どうぶつ基金「さくらねこ」はこの度、Japan Branding Awards2019 Winners賞を受賞いたしました。
Japan Branding Awardsは日本最大のブランディング会社である(株)インターブランドが主催する、「ブランディング」を評価する日本初のアワードです。
このアワードは、優れたブランディング活動を紹介している組織を評価し、その活動内容を紹介、社会に広く共有することで、ブランド戦略を展開する企業・団体の更なる成長の支援を目的に創立されました。
第2回となる今年は、ブランド戦略・体験基盤構成からクリエイティブ開発、コミュニケーション活動を含むマーケティング全般にわたる視点から、それぞれの活動が有機的に結びつき、効果を生み出すことに貢献しているかを分析・評価し、全国から10ブランドが選出されました。
<受賞ブランド>
Best of the Best
・MAZDA(マツダ株式会社)
・TIAT(東京国際空港ターミナル株式会社)
Winners
・愛知東邦大学(学校法人東邦学園愛知東邦大学)
・Airレジ(株式会社リクルートライフスタイル)
・カルピス(アサヒ飲料株式会社)
・OMRON(オムロン株式会社)
・さくらねこ(公益財団法人どうぶつ基金)
・SUPER HOTEL(株式会社スーパーホテル)
Rising Stars
・Snow Peak(株式会社スノーピーク)
・STARBUCKS(スターバックスコーヒージャパン株式会社)

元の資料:
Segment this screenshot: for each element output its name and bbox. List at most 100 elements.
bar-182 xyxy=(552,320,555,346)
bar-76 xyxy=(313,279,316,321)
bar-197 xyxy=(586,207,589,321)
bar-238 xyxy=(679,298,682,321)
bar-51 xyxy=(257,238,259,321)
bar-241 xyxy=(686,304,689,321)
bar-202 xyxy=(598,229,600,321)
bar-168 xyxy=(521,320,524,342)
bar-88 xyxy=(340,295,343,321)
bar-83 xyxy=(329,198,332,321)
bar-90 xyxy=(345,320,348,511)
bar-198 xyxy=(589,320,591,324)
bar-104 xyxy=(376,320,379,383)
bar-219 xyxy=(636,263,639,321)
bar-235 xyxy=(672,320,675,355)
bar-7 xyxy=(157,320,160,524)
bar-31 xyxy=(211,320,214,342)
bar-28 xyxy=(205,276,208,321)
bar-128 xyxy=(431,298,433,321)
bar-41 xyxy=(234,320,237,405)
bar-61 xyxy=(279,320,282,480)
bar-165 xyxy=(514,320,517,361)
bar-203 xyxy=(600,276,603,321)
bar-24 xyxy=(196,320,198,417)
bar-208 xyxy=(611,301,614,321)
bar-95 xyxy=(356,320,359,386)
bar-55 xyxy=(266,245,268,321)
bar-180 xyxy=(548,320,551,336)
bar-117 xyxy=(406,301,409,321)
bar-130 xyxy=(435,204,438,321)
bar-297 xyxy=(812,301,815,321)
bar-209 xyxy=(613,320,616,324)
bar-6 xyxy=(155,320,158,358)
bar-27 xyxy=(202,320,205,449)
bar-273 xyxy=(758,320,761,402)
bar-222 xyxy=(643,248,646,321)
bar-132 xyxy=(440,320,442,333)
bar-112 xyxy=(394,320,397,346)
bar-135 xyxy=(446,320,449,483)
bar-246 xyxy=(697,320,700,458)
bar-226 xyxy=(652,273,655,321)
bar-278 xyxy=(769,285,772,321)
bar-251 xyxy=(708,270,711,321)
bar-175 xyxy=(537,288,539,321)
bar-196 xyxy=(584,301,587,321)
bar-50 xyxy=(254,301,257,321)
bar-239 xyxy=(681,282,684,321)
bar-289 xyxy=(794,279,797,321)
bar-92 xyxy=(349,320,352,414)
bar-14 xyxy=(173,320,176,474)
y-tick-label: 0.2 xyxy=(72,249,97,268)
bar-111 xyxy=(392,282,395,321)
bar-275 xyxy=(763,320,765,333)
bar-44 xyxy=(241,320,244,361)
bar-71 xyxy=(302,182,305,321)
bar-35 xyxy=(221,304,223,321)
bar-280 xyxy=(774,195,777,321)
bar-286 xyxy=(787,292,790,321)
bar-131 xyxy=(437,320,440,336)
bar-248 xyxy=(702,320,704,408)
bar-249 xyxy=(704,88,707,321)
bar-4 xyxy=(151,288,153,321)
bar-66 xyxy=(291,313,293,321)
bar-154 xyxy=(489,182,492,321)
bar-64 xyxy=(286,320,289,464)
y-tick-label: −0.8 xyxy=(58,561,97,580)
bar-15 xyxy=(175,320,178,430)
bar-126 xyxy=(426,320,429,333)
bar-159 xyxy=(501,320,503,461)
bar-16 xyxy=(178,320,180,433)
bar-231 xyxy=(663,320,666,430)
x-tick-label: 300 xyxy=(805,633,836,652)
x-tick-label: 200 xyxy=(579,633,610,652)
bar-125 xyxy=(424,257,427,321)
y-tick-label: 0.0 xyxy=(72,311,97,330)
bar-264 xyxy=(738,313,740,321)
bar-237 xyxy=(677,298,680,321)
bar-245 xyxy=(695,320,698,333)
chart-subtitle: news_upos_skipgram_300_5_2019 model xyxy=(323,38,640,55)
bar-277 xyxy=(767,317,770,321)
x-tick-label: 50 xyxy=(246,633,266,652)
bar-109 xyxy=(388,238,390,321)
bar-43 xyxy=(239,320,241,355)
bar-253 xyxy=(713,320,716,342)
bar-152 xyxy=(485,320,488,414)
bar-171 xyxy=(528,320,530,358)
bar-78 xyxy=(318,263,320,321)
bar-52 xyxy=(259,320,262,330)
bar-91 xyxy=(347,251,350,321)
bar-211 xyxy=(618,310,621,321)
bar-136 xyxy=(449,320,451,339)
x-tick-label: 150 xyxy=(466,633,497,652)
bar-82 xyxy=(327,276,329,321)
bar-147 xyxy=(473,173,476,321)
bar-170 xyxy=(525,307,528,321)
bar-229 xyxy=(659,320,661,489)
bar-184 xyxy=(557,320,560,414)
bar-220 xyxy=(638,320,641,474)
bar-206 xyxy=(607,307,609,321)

課題内容: 本文によると、第2回となる今年、全国から何ブランドが選出されたか。数を答えてください。

解答例: 10ブランド。